• THE TASK: Reproduce the records below in full and without edits, omitting images.

• ENTRIES PROVIDED:
▼

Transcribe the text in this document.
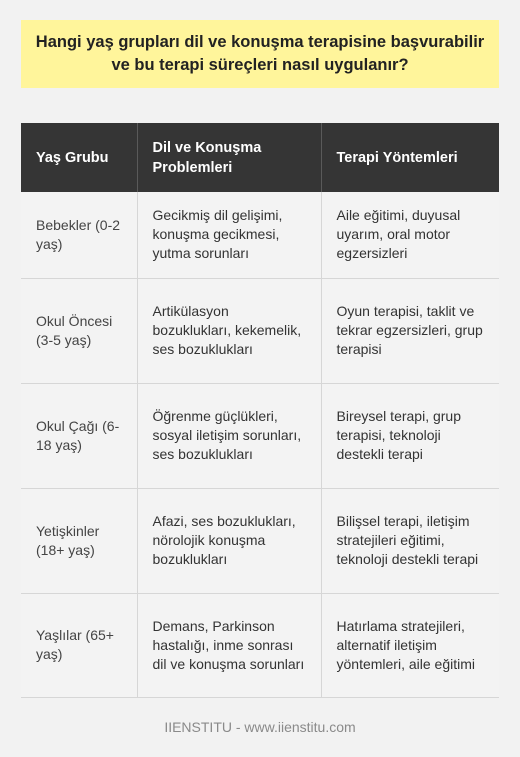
Hangi yaş grupları dil ve konuşma terapisine başvurabilir
ve bu terapi süreçleri nasıl uygulanır?
Yaş Grubu	Dil ve Konuşma Problemleri	Terapi Yöntemleri
Bebekler (0-2 yaş)	Gecikmiş dil gelişimi, konuşma gecikmesi, yutma sorunları	Aile eğitimi, duyusal uyarım, oral motor egzersizleri
Okul Öncesi (3-5 yaş)	Artikülasyon bozuklukları, kekemelik, ses bozuklukları	Oyun terapisi, taklit ve tekrar egzersizleri, grup terapisi
Okul Çağı (6-18 yaş)	Öğrenme güçlükleri, sosyal iletişim sorunları, ses bozuklukları	Bireysel terapi, grup terapisi, teknoloji destekli terapi
Yetişkinler (18+ yaş)	Afazi, ses bozuklukları, nörolojik konuşma bozuklukları	Bilişsel terapi, iletişim stratejileri eğitimi, teknoloji destekli terapi
Yaşlılar (65+ yaş)	Demans, Parkinson hastalığı, inme sonrası dil ve konuşma sorunları	Hatırlama stratejileri, alternatif iletişim yöntemleri, aile eğitimi
IIENSTITU - www.iienstitu.com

▲

• OUTPUT FOR THIS EXERCISE:
Transcribe the text in this document.
Hangi yaş grupları dil ve konuşma terapisine başvurabilir
ve bu terapi süreçleri nasıl uygulanır?
Yaş Grubu	Dil ve Konuşma Problemleri	Terapi Yöntemleri
Bebekler (0-2 yaş)	Gecikmiş dil gelişimi, konuşma gecikmesi, yutma sorunları	Aile eğitimi, duyusal uyarım, oral motor egzersizleri
Okul Öncesi (3-5 yaş)	Artikülasyon bozuklukları, kekemelik, ses bozuklukları	Oyun terapisi, taklit ve tekrar egzersizleri, grup terapisi
Okul Çağı (6-18 yaş)	Öğrenme güçlükleri, sosyal iletişim sorunları, ses bozuklukları	Bireysel terapi, grup terapisi, teknoloji destekli terapi
Yetişkinler (18+ yaş)	Afazi, ses bozuklukları, nörolojik konuşma bozuklukları	Bilişsel terapi, iletişim stratejileri eğitimi, teknoloji destekli terapi
Yaşlılar (65+ yaş)	Demans, Parkinson hastalığı, inme sonrası dil ve konuşma sorunları	Hatırlama stratejileri, alternatif iletişim yöntemleri, aile eğitimi
IIENSTITU - www.iienstitu.com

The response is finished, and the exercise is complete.